(A block of data)
--- Begin ---
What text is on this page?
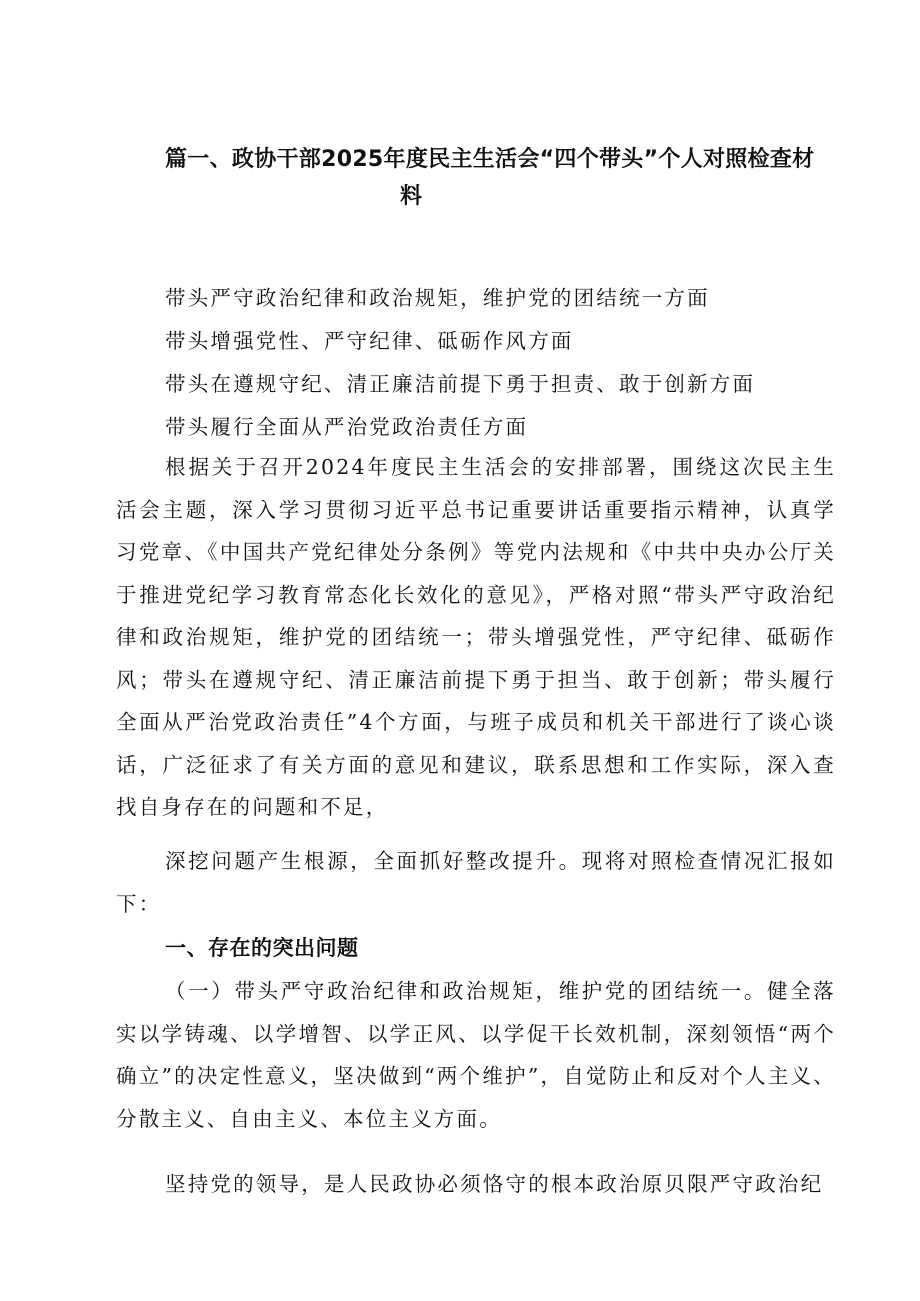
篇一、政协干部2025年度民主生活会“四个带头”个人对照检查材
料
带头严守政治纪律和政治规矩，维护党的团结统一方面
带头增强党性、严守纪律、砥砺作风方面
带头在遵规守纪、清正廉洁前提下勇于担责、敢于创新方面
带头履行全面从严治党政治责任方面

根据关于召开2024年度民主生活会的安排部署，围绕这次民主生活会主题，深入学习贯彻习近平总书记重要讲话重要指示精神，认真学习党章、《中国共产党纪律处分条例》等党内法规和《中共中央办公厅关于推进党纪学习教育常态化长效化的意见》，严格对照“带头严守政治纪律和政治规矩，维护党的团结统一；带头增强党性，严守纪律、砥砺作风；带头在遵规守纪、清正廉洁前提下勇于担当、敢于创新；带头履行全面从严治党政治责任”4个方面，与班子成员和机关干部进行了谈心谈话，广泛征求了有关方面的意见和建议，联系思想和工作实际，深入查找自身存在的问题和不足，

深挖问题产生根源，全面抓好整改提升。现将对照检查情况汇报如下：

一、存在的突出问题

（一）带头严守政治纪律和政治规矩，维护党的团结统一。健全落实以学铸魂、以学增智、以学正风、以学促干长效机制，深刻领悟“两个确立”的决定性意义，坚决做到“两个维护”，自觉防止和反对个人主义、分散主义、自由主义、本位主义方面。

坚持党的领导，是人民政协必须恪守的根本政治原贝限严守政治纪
--- End ---
--- Begin ---
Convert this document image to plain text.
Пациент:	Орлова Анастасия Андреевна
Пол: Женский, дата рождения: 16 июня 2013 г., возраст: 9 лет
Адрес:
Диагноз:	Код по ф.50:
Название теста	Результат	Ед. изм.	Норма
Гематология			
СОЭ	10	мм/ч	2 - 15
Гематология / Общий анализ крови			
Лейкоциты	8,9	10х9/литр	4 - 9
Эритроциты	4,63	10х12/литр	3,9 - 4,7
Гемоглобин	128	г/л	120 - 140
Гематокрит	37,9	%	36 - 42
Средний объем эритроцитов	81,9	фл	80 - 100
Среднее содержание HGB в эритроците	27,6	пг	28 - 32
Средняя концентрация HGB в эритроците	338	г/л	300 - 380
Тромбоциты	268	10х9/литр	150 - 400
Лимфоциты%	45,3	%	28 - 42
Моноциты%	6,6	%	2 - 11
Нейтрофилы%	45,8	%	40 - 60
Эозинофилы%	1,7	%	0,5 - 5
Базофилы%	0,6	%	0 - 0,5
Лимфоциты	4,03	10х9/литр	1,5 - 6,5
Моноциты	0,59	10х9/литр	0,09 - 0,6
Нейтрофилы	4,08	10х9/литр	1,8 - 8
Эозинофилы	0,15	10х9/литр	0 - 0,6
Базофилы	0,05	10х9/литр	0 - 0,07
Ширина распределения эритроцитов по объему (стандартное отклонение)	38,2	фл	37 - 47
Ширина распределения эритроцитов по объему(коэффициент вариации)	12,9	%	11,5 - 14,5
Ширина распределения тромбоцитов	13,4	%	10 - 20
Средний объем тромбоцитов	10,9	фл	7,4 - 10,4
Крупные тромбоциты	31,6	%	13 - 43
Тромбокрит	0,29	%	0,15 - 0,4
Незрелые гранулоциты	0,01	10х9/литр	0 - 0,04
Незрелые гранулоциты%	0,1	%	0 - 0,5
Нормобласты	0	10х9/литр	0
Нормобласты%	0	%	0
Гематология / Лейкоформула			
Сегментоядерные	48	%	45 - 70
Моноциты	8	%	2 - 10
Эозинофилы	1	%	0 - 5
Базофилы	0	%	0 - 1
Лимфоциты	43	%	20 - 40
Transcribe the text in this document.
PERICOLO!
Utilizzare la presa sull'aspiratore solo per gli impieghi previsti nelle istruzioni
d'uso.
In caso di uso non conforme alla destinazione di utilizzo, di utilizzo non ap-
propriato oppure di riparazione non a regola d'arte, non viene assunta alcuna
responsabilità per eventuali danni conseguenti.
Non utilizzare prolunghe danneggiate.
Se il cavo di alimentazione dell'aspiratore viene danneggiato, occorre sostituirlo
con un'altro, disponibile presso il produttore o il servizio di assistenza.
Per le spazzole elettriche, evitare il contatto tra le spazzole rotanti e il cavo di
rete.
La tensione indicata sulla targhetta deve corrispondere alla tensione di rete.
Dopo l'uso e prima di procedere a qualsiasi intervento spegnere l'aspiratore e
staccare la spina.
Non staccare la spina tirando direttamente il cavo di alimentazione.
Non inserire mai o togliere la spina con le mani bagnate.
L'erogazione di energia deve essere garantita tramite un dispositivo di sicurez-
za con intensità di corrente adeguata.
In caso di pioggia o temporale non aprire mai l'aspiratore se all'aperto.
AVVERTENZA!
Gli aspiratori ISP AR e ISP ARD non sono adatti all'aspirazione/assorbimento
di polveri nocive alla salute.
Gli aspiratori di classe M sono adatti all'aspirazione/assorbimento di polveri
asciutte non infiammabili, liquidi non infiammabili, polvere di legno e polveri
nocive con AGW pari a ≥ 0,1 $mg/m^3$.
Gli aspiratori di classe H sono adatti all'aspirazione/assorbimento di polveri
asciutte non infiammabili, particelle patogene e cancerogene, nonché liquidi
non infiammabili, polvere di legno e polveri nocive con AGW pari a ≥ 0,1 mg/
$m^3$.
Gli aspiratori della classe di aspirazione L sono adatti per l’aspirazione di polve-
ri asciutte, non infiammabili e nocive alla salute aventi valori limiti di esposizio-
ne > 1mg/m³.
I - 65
--- End ---
Task prompt:
Check every line of the material for the string "alla" and give the number of lines that have it, without anything else.

Correct response:
4